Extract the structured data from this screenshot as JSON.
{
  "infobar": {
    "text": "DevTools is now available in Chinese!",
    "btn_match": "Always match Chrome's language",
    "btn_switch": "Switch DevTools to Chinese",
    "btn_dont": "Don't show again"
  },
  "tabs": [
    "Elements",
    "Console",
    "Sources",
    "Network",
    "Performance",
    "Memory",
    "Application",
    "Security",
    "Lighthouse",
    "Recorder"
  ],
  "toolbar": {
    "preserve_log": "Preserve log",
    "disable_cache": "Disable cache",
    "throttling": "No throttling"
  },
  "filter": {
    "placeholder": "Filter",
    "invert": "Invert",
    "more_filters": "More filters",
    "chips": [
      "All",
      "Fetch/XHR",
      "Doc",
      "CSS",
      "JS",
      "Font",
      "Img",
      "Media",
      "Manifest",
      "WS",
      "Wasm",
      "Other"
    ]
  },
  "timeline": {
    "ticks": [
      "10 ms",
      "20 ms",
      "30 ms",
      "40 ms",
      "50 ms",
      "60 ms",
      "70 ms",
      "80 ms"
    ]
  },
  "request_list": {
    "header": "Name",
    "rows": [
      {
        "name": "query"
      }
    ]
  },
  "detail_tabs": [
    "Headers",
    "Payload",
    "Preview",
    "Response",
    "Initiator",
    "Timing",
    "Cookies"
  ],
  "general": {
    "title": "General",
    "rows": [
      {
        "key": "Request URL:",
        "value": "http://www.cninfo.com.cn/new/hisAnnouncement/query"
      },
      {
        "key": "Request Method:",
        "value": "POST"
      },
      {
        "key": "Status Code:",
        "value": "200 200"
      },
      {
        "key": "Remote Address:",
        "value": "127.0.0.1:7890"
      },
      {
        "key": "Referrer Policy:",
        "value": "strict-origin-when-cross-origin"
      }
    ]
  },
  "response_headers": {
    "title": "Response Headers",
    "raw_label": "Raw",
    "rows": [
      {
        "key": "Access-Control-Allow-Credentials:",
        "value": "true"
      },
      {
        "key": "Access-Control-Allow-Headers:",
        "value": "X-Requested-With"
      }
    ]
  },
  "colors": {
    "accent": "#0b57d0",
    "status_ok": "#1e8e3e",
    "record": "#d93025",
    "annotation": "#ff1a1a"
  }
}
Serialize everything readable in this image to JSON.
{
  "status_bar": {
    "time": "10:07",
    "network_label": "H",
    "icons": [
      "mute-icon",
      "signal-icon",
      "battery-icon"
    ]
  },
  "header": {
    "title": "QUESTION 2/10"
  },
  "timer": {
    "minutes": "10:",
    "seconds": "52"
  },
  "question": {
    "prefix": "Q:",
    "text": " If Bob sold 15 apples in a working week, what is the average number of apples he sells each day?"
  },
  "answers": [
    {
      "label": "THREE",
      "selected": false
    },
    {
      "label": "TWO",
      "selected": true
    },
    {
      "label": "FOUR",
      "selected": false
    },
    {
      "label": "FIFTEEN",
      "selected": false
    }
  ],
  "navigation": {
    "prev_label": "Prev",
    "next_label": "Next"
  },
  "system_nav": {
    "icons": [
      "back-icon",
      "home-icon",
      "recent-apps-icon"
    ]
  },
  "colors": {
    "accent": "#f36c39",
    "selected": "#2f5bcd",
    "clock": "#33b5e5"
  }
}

★ ★ ★ ★ ★

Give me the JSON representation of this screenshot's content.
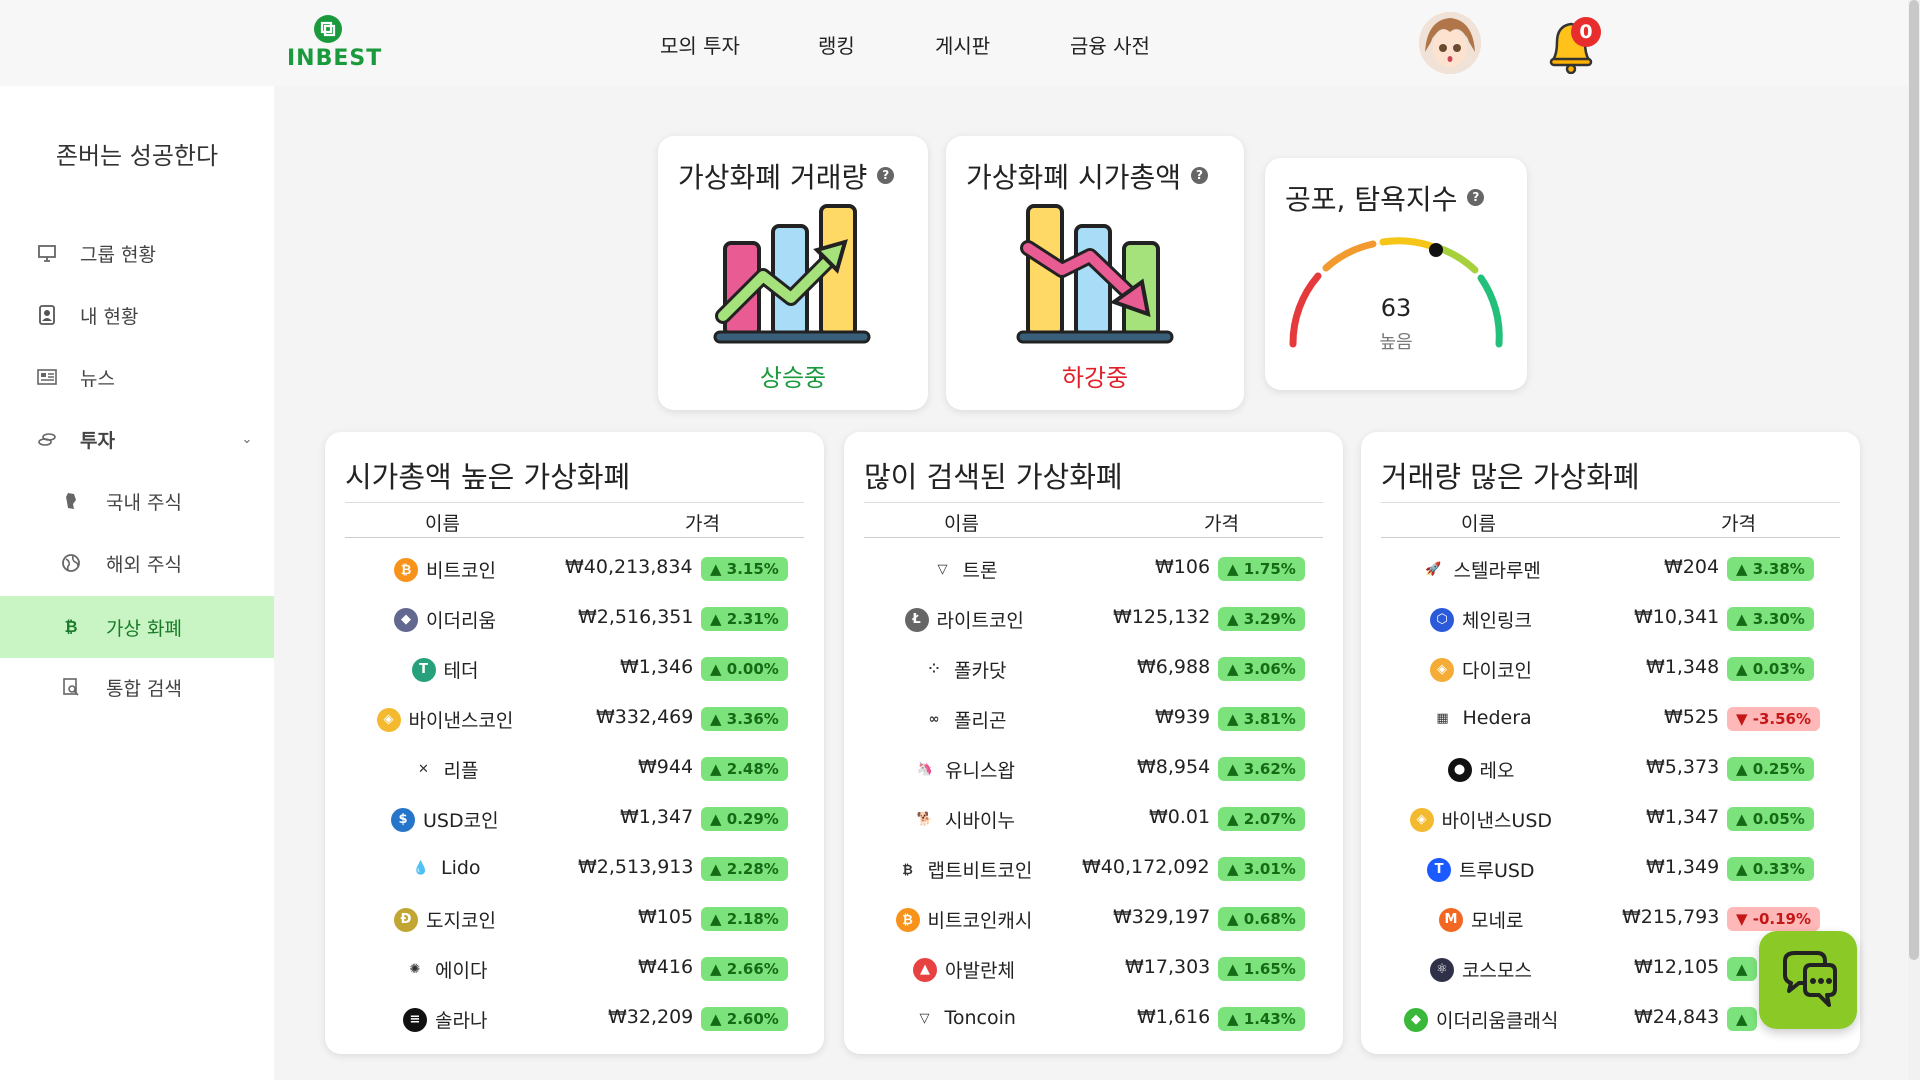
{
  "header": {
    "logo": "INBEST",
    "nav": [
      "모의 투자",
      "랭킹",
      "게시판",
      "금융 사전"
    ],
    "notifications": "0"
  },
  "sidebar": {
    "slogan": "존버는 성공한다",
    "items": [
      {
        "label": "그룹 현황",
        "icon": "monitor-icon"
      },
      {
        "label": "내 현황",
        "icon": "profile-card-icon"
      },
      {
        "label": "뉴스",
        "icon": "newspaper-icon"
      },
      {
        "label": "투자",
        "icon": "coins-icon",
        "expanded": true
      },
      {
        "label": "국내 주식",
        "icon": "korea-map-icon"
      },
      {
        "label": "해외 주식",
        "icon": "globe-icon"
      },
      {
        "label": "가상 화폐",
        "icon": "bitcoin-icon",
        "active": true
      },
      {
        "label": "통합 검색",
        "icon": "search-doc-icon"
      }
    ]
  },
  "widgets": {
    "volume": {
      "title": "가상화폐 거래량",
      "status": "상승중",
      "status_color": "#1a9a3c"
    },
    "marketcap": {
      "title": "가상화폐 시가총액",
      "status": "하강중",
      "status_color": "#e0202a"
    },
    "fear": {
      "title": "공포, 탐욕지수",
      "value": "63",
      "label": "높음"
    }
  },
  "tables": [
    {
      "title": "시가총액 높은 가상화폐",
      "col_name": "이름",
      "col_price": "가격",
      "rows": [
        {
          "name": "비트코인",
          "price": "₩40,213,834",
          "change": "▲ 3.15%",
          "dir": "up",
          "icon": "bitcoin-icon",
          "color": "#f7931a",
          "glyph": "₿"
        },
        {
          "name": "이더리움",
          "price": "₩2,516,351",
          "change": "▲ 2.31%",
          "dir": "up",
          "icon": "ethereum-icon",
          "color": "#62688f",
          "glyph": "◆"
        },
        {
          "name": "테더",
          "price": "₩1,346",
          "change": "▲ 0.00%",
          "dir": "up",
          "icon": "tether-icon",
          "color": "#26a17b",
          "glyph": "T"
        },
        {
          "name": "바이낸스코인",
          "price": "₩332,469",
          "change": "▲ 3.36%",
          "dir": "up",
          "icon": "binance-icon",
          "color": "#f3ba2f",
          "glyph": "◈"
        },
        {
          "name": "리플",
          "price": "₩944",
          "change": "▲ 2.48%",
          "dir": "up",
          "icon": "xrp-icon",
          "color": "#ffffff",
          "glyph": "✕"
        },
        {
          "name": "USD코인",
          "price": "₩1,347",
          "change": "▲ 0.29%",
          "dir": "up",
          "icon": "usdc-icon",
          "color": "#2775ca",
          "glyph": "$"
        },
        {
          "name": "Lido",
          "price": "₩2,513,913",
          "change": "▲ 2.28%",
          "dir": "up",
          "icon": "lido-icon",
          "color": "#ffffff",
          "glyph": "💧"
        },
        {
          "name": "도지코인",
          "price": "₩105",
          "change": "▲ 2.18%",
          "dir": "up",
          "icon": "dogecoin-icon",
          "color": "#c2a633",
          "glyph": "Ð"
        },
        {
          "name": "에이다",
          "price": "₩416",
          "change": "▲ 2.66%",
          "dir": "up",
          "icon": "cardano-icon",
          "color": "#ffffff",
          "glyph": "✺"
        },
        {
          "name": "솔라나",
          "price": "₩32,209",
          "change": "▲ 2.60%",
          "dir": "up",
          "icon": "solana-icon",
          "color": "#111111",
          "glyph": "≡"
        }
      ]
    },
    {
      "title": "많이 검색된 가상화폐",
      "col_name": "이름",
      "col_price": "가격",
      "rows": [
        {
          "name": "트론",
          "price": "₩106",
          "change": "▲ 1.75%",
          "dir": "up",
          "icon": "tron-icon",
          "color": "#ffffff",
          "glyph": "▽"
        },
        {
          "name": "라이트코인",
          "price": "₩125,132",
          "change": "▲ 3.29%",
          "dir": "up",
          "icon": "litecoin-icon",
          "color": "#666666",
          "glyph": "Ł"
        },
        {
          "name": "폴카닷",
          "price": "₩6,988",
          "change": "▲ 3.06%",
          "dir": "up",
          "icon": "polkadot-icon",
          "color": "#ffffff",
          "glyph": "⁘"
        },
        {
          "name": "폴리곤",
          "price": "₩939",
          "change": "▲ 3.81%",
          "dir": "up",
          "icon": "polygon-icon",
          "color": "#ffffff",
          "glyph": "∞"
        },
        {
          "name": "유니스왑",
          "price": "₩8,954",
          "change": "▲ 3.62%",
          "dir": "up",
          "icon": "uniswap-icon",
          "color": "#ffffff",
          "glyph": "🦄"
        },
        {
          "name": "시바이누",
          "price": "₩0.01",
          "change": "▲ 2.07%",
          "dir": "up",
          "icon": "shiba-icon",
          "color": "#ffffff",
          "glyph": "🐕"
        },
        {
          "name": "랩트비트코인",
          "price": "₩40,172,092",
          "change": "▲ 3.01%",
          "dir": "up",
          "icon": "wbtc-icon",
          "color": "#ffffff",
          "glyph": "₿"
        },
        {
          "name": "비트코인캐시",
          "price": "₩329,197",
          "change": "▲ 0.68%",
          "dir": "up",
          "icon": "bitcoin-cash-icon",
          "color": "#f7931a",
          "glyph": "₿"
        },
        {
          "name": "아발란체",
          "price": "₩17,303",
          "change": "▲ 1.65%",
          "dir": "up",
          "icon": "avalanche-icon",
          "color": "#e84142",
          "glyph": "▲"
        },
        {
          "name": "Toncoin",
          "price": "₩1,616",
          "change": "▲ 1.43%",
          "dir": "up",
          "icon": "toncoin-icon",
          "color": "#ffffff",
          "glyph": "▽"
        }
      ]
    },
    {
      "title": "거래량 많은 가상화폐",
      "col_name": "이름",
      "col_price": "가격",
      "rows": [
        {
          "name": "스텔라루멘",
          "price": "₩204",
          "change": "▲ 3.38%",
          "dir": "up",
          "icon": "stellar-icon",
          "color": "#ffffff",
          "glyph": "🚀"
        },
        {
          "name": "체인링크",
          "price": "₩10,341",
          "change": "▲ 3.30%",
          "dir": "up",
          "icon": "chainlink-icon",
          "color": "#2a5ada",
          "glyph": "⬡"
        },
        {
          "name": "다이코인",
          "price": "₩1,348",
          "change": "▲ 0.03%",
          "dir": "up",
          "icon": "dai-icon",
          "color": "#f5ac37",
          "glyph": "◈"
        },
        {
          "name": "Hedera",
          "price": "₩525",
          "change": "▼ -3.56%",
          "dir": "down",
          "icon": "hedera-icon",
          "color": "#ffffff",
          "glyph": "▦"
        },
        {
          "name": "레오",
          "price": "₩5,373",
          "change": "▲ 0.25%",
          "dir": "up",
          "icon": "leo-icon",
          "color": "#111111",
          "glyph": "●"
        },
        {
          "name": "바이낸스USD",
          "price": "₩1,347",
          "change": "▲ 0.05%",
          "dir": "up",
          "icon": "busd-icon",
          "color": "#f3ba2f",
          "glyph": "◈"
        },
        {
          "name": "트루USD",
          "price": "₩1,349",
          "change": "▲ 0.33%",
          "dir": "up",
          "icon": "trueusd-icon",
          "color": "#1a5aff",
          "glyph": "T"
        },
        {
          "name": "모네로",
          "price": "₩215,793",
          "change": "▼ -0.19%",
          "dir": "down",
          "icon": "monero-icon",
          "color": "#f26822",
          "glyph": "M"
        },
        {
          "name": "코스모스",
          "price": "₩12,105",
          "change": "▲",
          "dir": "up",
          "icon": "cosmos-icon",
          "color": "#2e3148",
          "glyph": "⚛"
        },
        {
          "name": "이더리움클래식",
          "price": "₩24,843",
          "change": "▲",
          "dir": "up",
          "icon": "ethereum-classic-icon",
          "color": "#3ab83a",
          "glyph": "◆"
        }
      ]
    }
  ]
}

★ ★ ★ ★ ★

PROBLEM - Look through the records and gather every line containing "query".

TASK ANSWER -
        "name": "query"
        "value": "http://www.cninfo.com.cn/new/hisAnnouncement/query"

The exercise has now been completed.